▶ _What needs to be done_
Repeat the material below word for word and leave out all pictures.
───── Data section
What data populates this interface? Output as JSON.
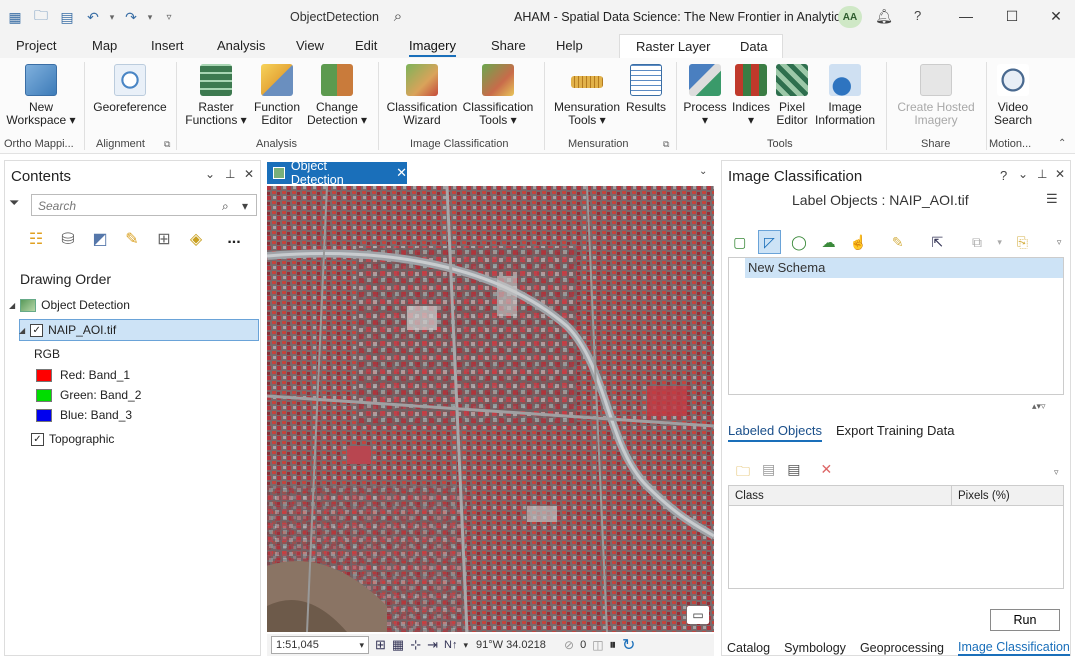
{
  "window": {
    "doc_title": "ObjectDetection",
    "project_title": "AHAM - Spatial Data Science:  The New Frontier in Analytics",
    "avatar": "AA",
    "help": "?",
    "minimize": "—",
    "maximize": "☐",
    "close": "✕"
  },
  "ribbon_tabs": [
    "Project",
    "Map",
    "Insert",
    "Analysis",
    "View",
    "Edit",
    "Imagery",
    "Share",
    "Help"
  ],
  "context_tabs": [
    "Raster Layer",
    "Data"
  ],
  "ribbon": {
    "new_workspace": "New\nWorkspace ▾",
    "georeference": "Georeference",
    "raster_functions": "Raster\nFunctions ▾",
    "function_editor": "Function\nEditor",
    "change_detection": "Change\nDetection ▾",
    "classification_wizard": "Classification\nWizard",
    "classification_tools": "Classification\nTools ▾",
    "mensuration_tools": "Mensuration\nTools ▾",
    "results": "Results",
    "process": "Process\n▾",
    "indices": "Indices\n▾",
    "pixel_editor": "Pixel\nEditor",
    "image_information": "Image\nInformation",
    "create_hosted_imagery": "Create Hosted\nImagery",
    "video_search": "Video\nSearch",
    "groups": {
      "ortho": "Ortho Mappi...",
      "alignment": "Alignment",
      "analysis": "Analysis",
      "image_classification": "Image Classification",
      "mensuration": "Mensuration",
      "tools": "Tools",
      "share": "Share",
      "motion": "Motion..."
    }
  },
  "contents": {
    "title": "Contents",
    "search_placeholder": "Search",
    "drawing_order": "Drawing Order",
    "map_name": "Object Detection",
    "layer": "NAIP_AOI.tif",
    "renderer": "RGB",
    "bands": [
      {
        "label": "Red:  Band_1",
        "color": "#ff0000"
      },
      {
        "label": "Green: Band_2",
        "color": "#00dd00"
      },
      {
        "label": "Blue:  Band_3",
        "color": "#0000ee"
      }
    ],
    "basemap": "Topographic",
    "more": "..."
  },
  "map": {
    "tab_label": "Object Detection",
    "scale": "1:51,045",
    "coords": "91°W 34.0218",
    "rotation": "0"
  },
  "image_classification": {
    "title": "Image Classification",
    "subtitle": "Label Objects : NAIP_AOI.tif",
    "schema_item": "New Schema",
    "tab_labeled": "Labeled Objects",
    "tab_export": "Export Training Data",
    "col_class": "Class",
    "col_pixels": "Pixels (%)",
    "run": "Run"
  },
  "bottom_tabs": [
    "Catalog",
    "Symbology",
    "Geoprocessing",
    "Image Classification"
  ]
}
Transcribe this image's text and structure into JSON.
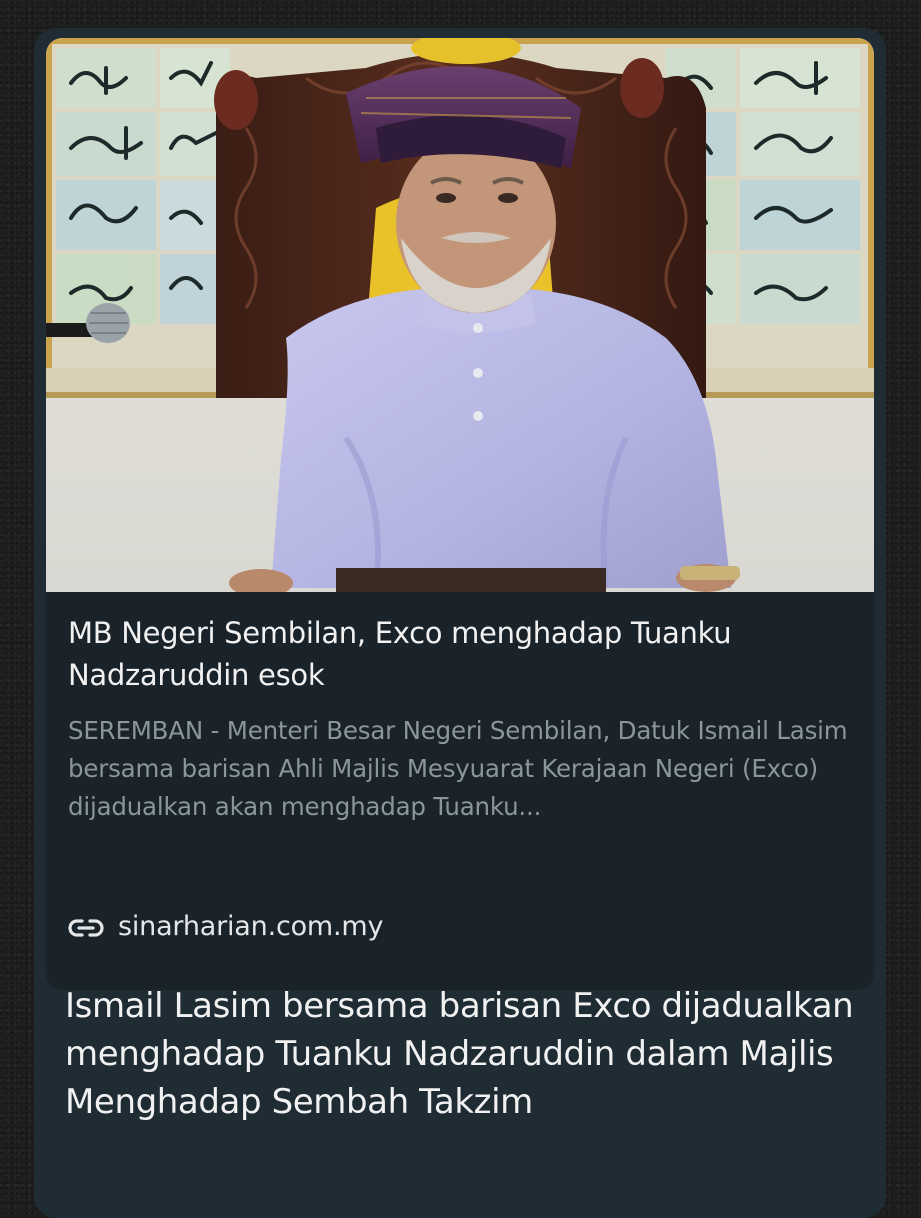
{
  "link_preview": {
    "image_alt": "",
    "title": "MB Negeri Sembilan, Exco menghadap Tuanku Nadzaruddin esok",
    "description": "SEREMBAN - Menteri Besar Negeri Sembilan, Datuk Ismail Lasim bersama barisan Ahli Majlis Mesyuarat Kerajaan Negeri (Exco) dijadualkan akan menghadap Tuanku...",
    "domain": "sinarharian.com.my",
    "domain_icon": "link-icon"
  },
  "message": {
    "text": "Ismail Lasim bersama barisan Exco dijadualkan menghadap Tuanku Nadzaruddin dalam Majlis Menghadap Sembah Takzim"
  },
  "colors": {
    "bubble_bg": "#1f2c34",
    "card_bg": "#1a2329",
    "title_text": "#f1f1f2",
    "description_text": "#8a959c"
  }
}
──────────
▶ _Response to this task_
What data populates this interface? Output as JSON.
{
  "window": {
    "doc_title": "ObjectDetection",
    "project_title": "AHAM - Spatial Data Science:  The New Frontier in Analytics",
    "avatar": "AA",
    "help": "?",
    "minimize": "—",
    "maximize": "☐",
    "close": "✕"
  },
  "ribbon_tabs": [
    "Project",
    "Map",
    "Insert",
    "Analysis",
    "View",
    "Edit",
    "Imagery",
    "Share",
    "Help"
  ],
  "context_tabs": [
    "Raster Layer",
    "Data"
  ],
  "ribbon": {
    "new_workspace": "New\nWorkspace ▾",
    "georeference": "Georeference",
    "raster_functions": "Raster\nFunctions ▾",
    "function_editor": "Function\nEditor",
    "change_detection": "Change\nDetection ▾",
    "classification_wizard": "Classification\nWizard",
    "classification_tools": "Classification\nTools ▾",
    "mensuration_tools": "Mensuration\nTools ▾",
    "results": "Results",
    "process": "Process\n▾",
    "indices": "Indices\n▾",
    "pixel_editor": "Pixel\nEditor",
    "image_information": "Image\nInformation",
    "create_hosted_imagery": "Create Hosted\nImagery",
    "video_search": "Video\nSearch",
    "groups": {
      "ortho": "Ortho Mappi...",
      "alignment": "Alignment",
      "analysis": "Analysis",
      "image_classification": "Image Classification",
      "mensuration": "Mensuration",
      "tools": "Tools",
      "share": "Share",
      "motion": "Motion..."
    }
  },
  "contents": {
    "title": "Contents",
    "search_placeholder": "Search",
    "drawing_order": "Drawing Order",
    "map_name": "Object Detection",
    "layer": "NAIP_AOI.tif",
    "renderer": "RGB",
    "bands": [
      {
        "label": "Red:  Band_1",
        "color": "#ff0000"
      },
      {
        "label": "Green: Band_2",
        "color": "#00dd00"
      },
      {
        "label": "Blue:  Band_3",
        "color": "#0000ee"
      }
    ],
    "basemap": "Topographic",
    "more": "..."
  },
  "map": {
    "tab_label": "Object Detection",
    "scale": "1:51,045",
    "coords": "91°W 34.0218",
    "rotation": "0"
  },
  "image_classification": {
    "title": "Image Classification",
    "subtitle": "Label Objects : NAIP_AOI.tif",
    "schema_item": "New Schema",
    "tab_labeled": "Labeled Objects",
    "tab_export": "Export Training Data",
    "col_class": "Class",
    "col_pixels": "Pixels (%)",
    "run": "Run"
  },
  "bottom_tabs": [
    "Catalog",
    "Symbology",
    "Geoprocessing",
    "Image Classification"
  ]
}
Transcribe this image's text and structure into JSON.
{
  "link_preview": {
    "image_alt": "",
    "title": "MB Negeri Sembilan, Exco menghadap Tuanku Nadzaruddin esok",
    "description": "SEREMBAN - Menteri Besar Negeri Sembilan, Datuk Ismail Lasim bersama barisan Ahli Majlis Mesyuarat Kerajaan Negeri (Exco) dijadualkan akan menghadap Tuanku...",
    "domain": "sinarharian.com.my",
    "domain_icon": "link-icon"
  },
  "message": {
    "text": "Ismail Lasim bersama barisan Exco dijadualkan menghadap Tuanku Nadzaruddin dalam Majlis Menghadap Sembah Takzim"
  },
  "colors": {
    "bubble_bg": "#1f2c34",
    "card_bg": "#1a2329",
    "title_text": "#f1f1f2",
    "description_text": "#8a959c"
  }
}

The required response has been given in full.